- Problem to solve -
Reproduce all lines of the listing below in which the word "JSON" occurs.

- Record list -
++++++++++
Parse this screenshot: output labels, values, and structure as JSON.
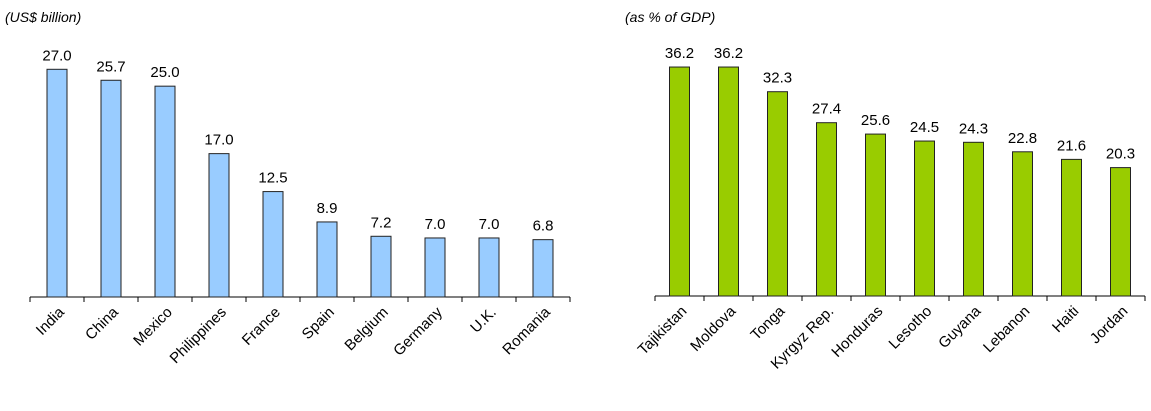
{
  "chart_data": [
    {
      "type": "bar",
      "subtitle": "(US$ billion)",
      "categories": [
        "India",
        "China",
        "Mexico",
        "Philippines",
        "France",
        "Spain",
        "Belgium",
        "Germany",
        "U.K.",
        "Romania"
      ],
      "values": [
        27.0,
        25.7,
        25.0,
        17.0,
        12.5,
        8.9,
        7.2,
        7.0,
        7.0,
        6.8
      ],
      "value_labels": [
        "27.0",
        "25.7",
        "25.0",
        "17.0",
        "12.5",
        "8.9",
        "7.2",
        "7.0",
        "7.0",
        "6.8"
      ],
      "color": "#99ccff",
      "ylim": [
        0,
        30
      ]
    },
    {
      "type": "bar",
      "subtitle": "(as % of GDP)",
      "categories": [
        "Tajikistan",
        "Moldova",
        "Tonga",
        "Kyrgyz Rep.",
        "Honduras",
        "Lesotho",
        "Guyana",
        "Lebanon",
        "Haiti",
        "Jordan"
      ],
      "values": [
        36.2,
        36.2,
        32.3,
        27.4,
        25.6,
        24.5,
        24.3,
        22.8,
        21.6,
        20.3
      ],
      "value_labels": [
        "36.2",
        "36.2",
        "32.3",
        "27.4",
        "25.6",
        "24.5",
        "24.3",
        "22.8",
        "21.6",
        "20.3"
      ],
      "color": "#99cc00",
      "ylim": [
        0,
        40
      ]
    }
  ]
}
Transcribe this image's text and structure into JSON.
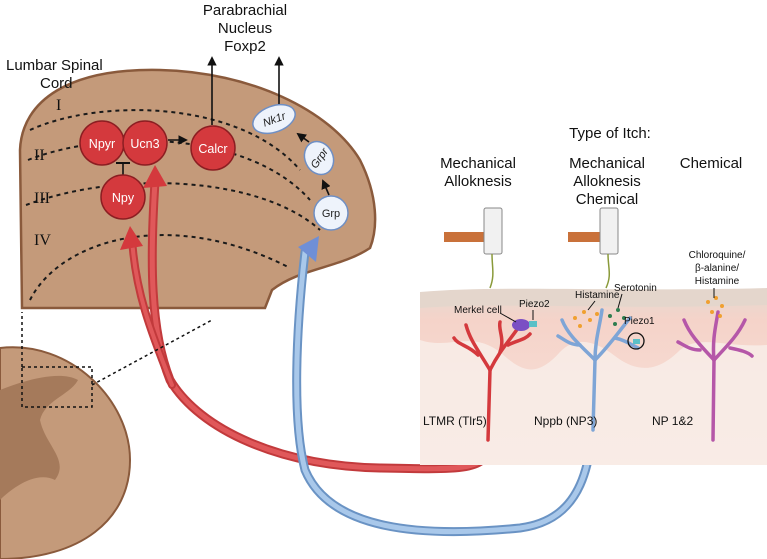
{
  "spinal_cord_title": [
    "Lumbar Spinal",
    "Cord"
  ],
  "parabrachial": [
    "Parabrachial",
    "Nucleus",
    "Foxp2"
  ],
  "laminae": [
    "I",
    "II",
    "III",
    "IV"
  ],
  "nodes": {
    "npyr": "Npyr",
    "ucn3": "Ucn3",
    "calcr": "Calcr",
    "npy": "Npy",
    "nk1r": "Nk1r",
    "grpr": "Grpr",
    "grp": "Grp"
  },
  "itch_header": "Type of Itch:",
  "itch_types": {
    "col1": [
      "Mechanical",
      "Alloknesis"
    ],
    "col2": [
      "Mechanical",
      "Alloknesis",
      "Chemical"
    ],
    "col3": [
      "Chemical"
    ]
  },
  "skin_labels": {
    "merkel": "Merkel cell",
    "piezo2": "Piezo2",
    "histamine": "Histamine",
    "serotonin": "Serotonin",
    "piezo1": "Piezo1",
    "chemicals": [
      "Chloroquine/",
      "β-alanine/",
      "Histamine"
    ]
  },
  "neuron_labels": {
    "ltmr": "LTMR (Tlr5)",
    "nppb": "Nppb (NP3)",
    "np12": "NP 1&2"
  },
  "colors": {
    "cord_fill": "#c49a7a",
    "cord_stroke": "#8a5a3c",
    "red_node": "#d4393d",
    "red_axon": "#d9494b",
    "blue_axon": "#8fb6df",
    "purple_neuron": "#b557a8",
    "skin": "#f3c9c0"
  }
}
++++++++++
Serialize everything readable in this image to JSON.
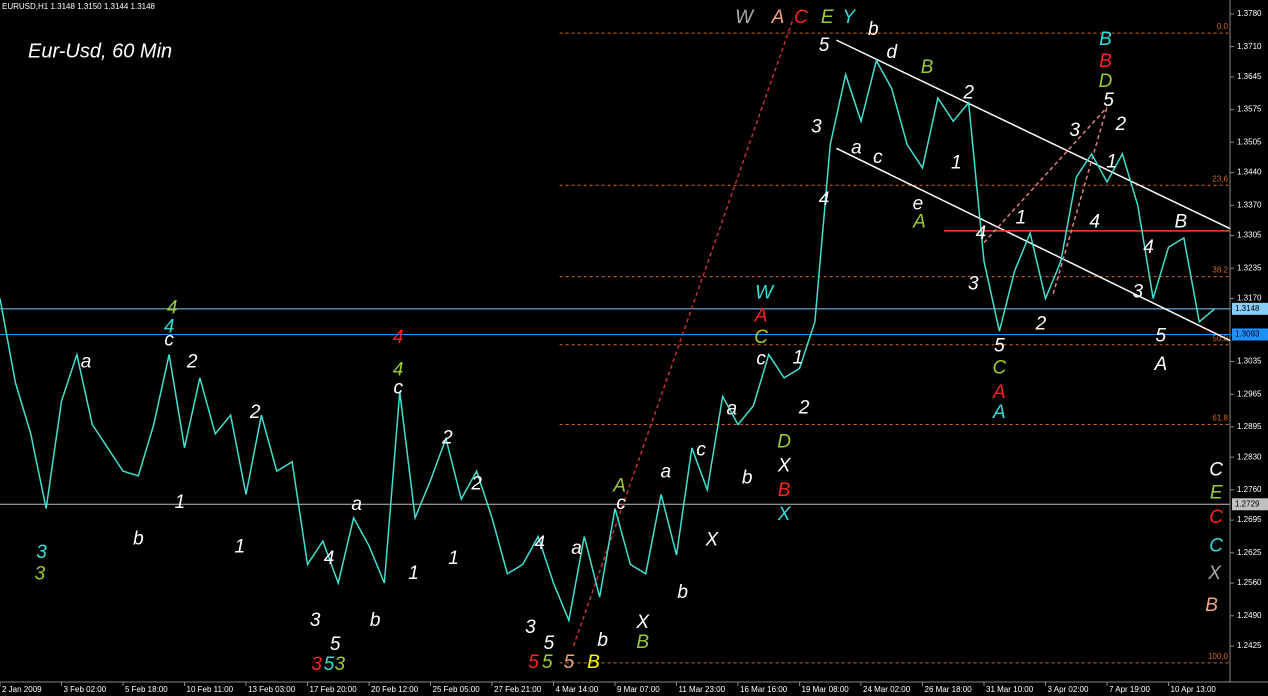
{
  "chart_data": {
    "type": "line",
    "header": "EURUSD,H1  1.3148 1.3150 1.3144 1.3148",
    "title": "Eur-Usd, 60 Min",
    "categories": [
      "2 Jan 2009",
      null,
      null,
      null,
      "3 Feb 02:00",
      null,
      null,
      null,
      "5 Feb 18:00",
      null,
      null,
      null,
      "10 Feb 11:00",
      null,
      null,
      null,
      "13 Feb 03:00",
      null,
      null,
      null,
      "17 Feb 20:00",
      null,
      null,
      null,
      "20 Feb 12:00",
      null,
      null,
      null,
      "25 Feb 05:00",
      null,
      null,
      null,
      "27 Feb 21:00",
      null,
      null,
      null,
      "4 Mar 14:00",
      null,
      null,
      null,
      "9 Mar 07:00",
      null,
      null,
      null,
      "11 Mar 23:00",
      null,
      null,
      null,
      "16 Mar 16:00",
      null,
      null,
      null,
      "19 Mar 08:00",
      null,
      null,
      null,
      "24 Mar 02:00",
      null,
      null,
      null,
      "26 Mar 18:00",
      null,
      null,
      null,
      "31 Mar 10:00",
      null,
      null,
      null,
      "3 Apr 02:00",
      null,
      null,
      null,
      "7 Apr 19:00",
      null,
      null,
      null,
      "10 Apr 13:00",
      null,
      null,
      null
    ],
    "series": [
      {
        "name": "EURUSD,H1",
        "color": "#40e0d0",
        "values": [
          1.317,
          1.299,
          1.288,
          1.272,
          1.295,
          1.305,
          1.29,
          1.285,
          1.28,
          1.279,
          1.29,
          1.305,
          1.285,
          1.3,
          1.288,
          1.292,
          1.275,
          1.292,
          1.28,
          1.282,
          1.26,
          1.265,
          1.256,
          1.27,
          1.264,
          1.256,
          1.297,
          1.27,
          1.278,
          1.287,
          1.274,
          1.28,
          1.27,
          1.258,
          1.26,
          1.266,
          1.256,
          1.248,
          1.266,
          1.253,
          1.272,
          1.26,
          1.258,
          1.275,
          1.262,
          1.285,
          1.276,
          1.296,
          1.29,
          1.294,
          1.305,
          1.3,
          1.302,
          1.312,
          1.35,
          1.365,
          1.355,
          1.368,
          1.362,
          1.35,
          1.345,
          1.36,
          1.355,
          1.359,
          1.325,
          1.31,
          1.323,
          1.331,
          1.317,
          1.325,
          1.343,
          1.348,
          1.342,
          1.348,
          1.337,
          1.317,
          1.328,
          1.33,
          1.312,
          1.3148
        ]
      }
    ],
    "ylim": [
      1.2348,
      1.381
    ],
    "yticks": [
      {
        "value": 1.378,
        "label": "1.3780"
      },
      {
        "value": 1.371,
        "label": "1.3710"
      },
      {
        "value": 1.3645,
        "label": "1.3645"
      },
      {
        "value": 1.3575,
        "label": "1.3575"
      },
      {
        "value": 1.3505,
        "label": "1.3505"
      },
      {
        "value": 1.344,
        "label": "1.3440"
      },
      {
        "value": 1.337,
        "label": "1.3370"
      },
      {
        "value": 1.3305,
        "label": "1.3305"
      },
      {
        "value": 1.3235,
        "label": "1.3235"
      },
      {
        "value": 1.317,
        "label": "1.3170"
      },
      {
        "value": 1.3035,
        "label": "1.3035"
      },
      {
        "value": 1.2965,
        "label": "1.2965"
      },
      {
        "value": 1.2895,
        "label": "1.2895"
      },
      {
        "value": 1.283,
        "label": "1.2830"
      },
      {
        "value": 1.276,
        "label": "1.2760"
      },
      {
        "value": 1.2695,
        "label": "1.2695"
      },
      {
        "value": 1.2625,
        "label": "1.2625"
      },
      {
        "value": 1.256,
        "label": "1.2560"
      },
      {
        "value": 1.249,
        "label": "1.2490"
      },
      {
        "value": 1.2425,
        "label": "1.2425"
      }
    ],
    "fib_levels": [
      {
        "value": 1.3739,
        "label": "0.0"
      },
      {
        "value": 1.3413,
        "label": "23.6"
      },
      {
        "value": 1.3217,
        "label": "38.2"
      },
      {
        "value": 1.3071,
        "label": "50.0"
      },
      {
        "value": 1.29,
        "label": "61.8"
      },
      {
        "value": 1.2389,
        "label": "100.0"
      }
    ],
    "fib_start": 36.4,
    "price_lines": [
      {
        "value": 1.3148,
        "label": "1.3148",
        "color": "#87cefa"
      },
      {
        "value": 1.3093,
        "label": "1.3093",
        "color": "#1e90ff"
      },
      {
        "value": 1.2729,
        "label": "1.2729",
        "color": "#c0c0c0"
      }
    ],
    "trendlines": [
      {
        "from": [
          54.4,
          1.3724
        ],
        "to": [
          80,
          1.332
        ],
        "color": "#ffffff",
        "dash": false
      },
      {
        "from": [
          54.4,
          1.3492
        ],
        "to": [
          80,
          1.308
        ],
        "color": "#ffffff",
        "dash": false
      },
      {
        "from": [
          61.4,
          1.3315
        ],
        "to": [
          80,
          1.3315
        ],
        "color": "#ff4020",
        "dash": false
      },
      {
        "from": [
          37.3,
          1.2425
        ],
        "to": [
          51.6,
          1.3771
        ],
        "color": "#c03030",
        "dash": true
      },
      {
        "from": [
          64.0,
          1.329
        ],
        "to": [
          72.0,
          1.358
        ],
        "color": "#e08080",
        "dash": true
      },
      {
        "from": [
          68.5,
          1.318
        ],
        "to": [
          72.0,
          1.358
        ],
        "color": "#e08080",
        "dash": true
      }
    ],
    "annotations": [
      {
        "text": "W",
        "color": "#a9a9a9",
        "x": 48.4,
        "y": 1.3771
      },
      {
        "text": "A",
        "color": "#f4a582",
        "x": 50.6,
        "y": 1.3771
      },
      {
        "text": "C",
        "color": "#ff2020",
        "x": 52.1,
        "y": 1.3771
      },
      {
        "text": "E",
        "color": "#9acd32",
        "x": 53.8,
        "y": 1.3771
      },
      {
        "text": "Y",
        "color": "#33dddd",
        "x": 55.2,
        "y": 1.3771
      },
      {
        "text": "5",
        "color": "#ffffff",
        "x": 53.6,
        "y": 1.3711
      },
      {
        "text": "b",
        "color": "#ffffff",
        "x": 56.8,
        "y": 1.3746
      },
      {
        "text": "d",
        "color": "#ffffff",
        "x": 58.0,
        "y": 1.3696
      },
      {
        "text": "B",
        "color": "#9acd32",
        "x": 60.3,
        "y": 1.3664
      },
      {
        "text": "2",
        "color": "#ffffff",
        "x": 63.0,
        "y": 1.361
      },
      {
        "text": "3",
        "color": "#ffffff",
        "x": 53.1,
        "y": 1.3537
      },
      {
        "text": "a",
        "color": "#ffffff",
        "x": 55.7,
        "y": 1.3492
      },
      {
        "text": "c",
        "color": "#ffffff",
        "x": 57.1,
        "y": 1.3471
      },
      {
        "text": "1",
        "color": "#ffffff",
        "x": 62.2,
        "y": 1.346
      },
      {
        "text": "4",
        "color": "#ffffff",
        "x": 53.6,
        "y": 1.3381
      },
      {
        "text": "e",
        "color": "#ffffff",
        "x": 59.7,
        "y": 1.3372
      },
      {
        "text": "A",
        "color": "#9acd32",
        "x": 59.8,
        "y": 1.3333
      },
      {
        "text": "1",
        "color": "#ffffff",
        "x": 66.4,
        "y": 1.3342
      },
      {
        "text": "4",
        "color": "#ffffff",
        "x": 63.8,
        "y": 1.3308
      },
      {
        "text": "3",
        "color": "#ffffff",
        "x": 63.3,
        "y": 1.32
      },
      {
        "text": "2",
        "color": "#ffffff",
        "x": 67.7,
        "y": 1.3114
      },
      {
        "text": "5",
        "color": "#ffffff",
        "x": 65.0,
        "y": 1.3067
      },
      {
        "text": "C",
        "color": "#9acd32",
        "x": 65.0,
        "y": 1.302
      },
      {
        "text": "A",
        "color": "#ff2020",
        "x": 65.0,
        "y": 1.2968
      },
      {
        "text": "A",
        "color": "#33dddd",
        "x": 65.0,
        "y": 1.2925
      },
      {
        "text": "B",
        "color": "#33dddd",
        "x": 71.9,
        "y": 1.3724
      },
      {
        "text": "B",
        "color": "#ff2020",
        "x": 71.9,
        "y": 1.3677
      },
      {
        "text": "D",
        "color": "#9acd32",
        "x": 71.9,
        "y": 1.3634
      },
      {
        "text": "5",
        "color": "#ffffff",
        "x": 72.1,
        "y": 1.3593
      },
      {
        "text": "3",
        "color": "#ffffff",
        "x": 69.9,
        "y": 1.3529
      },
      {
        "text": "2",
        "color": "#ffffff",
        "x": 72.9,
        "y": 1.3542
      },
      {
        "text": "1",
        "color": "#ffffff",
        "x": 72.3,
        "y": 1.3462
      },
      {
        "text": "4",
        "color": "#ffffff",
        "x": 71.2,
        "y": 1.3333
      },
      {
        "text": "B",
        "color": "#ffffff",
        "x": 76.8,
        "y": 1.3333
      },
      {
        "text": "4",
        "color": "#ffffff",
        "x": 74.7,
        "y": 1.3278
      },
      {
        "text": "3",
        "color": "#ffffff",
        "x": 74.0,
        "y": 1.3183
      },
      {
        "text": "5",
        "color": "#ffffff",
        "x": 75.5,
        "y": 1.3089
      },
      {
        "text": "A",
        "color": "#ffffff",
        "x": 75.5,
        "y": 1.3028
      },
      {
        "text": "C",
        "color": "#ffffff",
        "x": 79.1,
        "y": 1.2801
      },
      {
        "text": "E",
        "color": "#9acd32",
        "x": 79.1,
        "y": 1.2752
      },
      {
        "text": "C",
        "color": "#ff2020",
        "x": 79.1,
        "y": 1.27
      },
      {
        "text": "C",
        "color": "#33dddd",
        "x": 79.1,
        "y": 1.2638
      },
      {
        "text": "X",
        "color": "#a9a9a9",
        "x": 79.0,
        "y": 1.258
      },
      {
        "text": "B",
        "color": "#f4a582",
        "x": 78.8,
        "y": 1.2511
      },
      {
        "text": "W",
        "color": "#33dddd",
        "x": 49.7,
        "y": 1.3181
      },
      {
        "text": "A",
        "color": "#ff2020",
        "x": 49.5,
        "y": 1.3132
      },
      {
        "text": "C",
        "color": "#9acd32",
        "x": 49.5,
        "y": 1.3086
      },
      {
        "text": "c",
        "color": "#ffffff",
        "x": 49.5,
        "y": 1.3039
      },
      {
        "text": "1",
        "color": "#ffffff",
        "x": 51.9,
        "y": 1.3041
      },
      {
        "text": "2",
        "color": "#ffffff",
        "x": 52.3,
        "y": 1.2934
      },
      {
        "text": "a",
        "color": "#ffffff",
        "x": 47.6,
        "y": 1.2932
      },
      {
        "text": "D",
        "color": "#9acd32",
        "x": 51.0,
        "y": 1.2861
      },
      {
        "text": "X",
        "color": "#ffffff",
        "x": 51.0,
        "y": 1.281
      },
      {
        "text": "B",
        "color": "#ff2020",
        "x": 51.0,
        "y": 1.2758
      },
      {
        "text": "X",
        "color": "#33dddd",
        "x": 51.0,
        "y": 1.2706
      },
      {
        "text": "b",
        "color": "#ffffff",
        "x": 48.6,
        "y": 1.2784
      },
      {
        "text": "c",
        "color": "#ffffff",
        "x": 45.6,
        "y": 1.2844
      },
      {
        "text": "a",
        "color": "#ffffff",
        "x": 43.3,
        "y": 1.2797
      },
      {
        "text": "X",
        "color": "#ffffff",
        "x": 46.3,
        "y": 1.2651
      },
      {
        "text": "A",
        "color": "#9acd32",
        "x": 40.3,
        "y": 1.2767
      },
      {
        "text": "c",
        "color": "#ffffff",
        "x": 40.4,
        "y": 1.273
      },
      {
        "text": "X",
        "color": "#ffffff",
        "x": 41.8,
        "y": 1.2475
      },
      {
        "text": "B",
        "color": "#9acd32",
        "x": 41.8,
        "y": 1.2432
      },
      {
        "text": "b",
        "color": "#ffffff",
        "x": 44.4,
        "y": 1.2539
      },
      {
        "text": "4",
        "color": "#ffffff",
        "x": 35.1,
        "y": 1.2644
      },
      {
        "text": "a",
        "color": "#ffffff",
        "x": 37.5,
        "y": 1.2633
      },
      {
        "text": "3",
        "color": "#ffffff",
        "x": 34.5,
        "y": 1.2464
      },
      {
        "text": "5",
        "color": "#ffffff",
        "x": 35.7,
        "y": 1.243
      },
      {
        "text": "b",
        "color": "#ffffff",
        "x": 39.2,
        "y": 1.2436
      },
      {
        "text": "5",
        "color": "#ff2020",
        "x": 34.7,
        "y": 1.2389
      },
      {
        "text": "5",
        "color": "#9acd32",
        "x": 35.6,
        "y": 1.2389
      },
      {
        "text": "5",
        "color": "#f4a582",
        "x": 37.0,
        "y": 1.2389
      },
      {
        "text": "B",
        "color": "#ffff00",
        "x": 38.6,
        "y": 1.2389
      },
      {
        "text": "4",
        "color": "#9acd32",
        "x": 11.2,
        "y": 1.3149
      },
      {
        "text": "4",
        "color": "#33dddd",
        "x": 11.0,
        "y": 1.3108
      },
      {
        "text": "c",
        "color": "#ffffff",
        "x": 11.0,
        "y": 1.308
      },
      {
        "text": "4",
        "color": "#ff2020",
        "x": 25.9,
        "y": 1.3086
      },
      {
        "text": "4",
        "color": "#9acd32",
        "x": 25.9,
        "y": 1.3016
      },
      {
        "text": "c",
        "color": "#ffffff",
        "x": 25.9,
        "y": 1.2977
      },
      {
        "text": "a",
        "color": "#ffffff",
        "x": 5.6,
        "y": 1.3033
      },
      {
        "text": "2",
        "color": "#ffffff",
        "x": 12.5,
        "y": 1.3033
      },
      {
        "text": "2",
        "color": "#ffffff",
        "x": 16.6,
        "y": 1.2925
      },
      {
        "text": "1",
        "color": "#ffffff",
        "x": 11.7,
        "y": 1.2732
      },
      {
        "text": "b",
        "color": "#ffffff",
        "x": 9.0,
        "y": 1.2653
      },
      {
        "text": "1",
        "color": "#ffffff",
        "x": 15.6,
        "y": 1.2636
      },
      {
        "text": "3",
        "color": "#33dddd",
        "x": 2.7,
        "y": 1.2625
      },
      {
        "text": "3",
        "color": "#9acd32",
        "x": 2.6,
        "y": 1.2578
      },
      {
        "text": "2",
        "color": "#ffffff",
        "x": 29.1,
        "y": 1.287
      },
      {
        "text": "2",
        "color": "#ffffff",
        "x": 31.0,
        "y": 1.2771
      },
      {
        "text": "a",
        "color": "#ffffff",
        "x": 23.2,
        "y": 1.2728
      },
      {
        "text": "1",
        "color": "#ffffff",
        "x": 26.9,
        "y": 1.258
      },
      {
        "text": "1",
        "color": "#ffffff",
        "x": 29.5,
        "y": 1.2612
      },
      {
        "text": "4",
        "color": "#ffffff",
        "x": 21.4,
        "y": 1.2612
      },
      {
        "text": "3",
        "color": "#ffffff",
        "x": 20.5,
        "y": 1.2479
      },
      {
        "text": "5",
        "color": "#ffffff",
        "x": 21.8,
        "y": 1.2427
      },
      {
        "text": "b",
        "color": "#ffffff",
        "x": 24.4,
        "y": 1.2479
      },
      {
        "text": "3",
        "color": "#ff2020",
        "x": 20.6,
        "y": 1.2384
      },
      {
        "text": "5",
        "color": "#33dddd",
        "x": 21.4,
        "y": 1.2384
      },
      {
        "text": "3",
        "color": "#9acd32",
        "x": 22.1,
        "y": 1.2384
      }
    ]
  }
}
++++++++++
- Written solution -
Parse this screenshot: output labels, values, and structure as JSON.
Transcribe this image's text and structure into JSON.
Serialize everything readable in this image to JSON.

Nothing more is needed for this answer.